» To do
Change every instance of "工业机器人技术应用" in the lines below to "电气自动化技术", leaving everything else as it is, and write out all the lines again.

» Source data
::::::
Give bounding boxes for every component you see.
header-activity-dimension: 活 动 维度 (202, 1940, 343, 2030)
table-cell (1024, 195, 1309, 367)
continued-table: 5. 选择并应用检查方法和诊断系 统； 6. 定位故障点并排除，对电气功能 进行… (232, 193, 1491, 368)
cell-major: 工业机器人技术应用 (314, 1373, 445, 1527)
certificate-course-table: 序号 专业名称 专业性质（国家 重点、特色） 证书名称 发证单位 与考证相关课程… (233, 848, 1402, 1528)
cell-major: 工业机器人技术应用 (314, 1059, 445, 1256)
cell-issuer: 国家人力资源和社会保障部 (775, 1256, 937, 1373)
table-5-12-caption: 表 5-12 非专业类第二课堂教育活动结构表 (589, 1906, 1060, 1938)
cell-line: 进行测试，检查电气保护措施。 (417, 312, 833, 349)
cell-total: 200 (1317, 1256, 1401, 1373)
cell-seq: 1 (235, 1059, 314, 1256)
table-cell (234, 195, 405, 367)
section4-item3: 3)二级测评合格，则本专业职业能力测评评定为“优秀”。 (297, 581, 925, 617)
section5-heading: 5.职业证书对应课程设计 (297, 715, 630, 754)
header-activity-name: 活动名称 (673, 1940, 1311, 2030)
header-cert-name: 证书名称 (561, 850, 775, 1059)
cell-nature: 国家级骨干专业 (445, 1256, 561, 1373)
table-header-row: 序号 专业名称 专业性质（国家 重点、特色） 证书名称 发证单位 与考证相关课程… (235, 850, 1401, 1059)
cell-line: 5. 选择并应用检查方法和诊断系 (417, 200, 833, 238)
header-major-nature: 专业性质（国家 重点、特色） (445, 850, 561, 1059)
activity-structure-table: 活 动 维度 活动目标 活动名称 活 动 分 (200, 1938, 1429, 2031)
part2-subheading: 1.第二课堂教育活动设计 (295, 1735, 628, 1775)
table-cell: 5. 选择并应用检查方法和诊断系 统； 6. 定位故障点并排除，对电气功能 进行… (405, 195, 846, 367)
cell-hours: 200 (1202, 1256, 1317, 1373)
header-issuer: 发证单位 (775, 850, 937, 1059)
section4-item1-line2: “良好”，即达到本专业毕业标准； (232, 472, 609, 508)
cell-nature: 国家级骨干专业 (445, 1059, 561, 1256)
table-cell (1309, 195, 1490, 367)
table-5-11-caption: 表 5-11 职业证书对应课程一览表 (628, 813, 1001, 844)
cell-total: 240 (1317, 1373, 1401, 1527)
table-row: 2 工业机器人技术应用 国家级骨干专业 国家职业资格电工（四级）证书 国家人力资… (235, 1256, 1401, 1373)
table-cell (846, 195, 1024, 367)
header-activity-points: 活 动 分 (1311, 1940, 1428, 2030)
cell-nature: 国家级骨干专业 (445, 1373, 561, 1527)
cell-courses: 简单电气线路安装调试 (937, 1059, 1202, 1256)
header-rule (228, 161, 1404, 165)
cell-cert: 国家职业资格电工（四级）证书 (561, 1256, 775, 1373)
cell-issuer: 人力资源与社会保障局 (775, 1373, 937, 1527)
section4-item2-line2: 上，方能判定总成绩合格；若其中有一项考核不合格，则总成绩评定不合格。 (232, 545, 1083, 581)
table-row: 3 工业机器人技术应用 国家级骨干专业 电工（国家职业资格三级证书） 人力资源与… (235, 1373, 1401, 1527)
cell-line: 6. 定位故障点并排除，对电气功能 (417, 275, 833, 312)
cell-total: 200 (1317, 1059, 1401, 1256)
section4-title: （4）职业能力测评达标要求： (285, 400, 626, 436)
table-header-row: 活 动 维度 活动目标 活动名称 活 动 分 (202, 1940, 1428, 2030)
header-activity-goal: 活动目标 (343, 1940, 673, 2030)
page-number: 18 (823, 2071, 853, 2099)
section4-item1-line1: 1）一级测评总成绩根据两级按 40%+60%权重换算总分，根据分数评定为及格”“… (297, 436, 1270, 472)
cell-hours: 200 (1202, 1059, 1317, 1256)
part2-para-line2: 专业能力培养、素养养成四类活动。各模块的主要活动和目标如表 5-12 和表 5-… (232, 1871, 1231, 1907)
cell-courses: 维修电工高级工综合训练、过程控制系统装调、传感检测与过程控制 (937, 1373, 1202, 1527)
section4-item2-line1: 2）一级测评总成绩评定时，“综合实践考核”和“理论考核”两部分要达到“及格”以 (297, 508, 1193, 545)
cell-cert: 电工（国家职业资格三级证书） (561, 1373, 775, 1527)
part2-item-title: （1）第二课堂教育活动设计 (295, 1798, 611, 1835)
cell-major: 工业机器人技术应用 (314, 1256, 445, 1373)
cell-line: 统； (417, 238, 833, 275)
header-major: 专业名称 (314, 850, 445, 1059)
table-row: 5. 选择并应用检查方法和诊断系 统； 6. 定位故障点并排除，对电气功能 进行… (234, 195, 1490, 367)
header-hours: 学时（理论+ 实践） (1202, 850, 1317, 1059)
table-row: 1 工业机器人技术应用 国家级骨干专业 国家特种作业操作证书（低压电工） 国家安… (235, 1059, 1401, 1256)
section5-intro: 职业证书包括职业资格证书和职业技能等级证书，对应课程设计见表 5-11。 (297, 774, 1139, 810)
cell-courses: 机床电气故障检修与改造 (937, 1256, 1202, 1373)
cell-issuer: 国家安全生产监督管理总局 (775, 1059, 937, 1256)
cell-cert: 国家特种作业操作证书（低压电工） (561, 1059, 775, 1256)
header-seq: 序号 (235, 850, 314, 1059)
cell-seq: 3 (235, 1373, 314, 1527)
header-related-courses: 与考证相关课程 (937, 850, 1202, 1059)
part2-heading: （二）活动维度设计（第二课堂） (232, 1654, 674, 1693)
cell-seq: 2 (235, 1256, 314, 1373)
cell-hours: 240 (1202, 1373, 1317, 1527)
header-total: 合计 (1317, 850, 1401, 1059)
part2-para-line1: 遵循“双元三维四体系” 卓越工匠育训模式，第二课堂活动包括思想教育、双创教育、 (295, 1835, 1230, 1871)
::::::
» Exercise result
Give bounding boxes for every component you see.
header-activity-dimension: 活 动 维度 (202, 1940, 343, 2030)
table-cell (1024, 195, 1309, 367)
continued-table: 5. 选择并应用检查方法和诊断系 统； 6. 定位故障点并排除，对电气功能 进行… (232, 193, 1491, 368)
cell-major: 电气自动化技术 (314, 1373, 445, 1527)
certificate-course-table: 序号 专业名称 专业性质（国家 重点、特色） 证书名称 发证单位 与考证相关课程… (233, 848, 1402, 1528)
cell-major: 电气自动化技术 (314, 1059, 445, 1256)
cell-issuer: 国家人力资源和社会保障部 (775, 1256, 937, 1373)
table-5-12-caption: 表 5-12 非专业类第二课堂教育活动结构表 (589, 1906, 1060, 1938)
cell-line: 进行测试，检查电气保护措施。 (417, 312, 833, 349)
cell-total: 200 (1317, 1256, 1401, 1373)
cell-seq: 1 (235, 1059, 314, 1256)
table-cell (234, 195, 405, 367)
section4-item3: 3)二级测评合格，则本专业职业能力测评评定为“优秀”。 (297, 581, 925, 617)
section5-heading: 5.职业证书对应课程设计 (297, 715, 630, 754)
header-activity-name: 活动名称 (673, 1940, 1311, 2030)
header-cert-name: 证书名称 (561, 850, 775, 1059)
cell-nature: 国家级骨干专业 (445, 1256, 561, 1373)
table-header-row: 序号 专业名称 专业性质（国家 重点、特色） 证书名称 发证单位 与考证相关课程… (235, 850, 1401, 1059)
cell-line: 5. 选择并应用检查方法和诊断系 (417, 200, 833, 238)
header-major-nature: 专业性质（国家 重点、特色） (445, 850, 561, 1059)
activity-structure-table: 活 动 维度 活动目标 活动名称 活 动 分 (200, 1938, 1429, 2031)
part2-subheading: 1.第二课堂教育活动设计 (295, 1735, 628, 1775)
table-cell: 5. 选择并应用检查方法和诊断系 统； 6. 定位故障点并排除，对电气功能 进行… (405, 195, 846, 367)
cell-hours: 200 (1202, 1256, 1317, 1373)
header-issuer: 发证单位 (775, 850, 937, 1059)
section4-item1-line2: “良好”，即达到本专业毕业标准； (232, 472, 609, 508)
cell-nature: 国家级骨干专业 (445, 1059, 561, 1256)
table-cell (1309, 195, 1490, 367)
table-5-11-caption: 表 5-11 职业证书对应课程一览表 (628, 813, 1001, 844)
cell-total: 240 (1317, 1373, 1401, 1527)
table-row: 2 电气自动化技术 国家级骨干专业 国家职业资格电工（四级）证书 国家人力资… (235, 1256, 1401, 1373)
table-cell (846, 195, 1024, 367)
header-activity-points: 活 动 分 (1311, 1940, 1428, 2030)
cell-nature: 国家级骨干专业 (445, 1373, 561, 1527)
cell-courses: 简单电气线路安装调试 (937, 1059, 1202, 1256)
header-rule (228, 161, 1404, 165)
cell-cert: 国家职业资格电工（四级）证书 (561, 1256, 775, 1373)
cell-issuer: 人力资源与社会保障局 (775, 1373, 937, 1527)
section4-item2-line2: 上，方能判定总成绩合格；若其中有一项考核不合格，则总成绩评定不合格。 (232, 545, 1083, 581)
table-row: 3 电气自动化技术 国家级骨干专业 电工（国家职业资格三级证书） 人力资源与… (235, 1373, 1401, 1527)
cell-line: 6. 定位故障点并排除，对电气功能 (417, 275, 833, 312)
cell-total: 200 (1317, 1059, 1401, 1256)
section4-title: （4）职业能力测评达标要求： (285, 400, 626, 436)
table-header-row: 活 动 维度 活动目标 活动名称 活 动 分 (202, 1940, 1428, 2030)
header-activity-goal: 活动目标 (343, 1940, 673, 2030)
page-number: 18 (823, 2071, 853, 2099)
section4-item1-line1: 1）一级测评总成绩根据两级按 40%+60%权重换算总分，根据分数评定为及格”“… (297, 436, 1270, 472)
cell-hours: 200 (1202, 1059, 1317, 1256)
part2-para-line2: 专业能力培养、素养养成四类活动。各模块的主要活动和目标如表 5-12 和表 5-… (232, 1871, 1231, 1907)
cell-courses: 维修电工高级工综合训练、过程控制系统装调、传感检测与过程控制 (937, 1373, 1202, 1527)
section4-item2-line1: 2）一级测评总成绩评定时，“综合实践考核”和“理论考核”两部分要达到“及格”以 (297, 508, 1193, 545)
cell-cert: 电工（国家职业资格三级证书） (561, 1373, 775, 1527)
part2-item-title: （1）第二课堂教育活动设计 (295, 1798, 611, 1835)
cell-major: 电气自动化技术 (314, 1256, 445, 1373)
cell-line: 统； (417, 238, 833, 275)
header-major: 专业名称 (314, 850, 445, 1059)
table-row: 5. 选择并应用检查方法和诊断系 统； 6. 定位故障点并排除，对电气功能 进行… (234, 195, 1490, 367)
header-hours: 学时（理论+ 实践） (1202, 850, 1317, 1059)
table-row: 1 电气自动化技术 国家级骨干专业 国家特种作业操作证书（低压电工） 国家安… (235, 1059, 1401, 1256)
section5-intro: 职业证书包括职业资格证书和职业技能等级证书，对应课程设计见表 5-11。 (297, 774, 1139, 810)
cell-courses: 机床电气故障检修与改造 (937, 1256, 1202, 1373)
cell-issuer: 国家安全生产监督管理总局 (775, 1059, 937, 1256)
cell-cert: 国家特种作业操作证书（低压电工） (561, 1059, 775, 1256)
header-seq: 序号 (235, 850, 314, 1059)
cell-seq: 3 (235, 1373, 314, 1527)
header-related-courses: 与考证相关课程 (937, 850, 1202, 1059)
part2-heading: （二）活动维度设计（第二课堂） (232, 1654, 674, 1693)
cell-seq: 2 (235, 1256, 314, 1373)
cell-hours: 240 (1202, 1373, 1317, 1527)
header-total: 合计 (1317, 850, 1401, 1059)
part2-para-line1: 遵循“双元三维四体系” 卓越工匠育训模式，第二课堂活动包括思想教育、双创教育、 (295, 1835, 1230, 1871)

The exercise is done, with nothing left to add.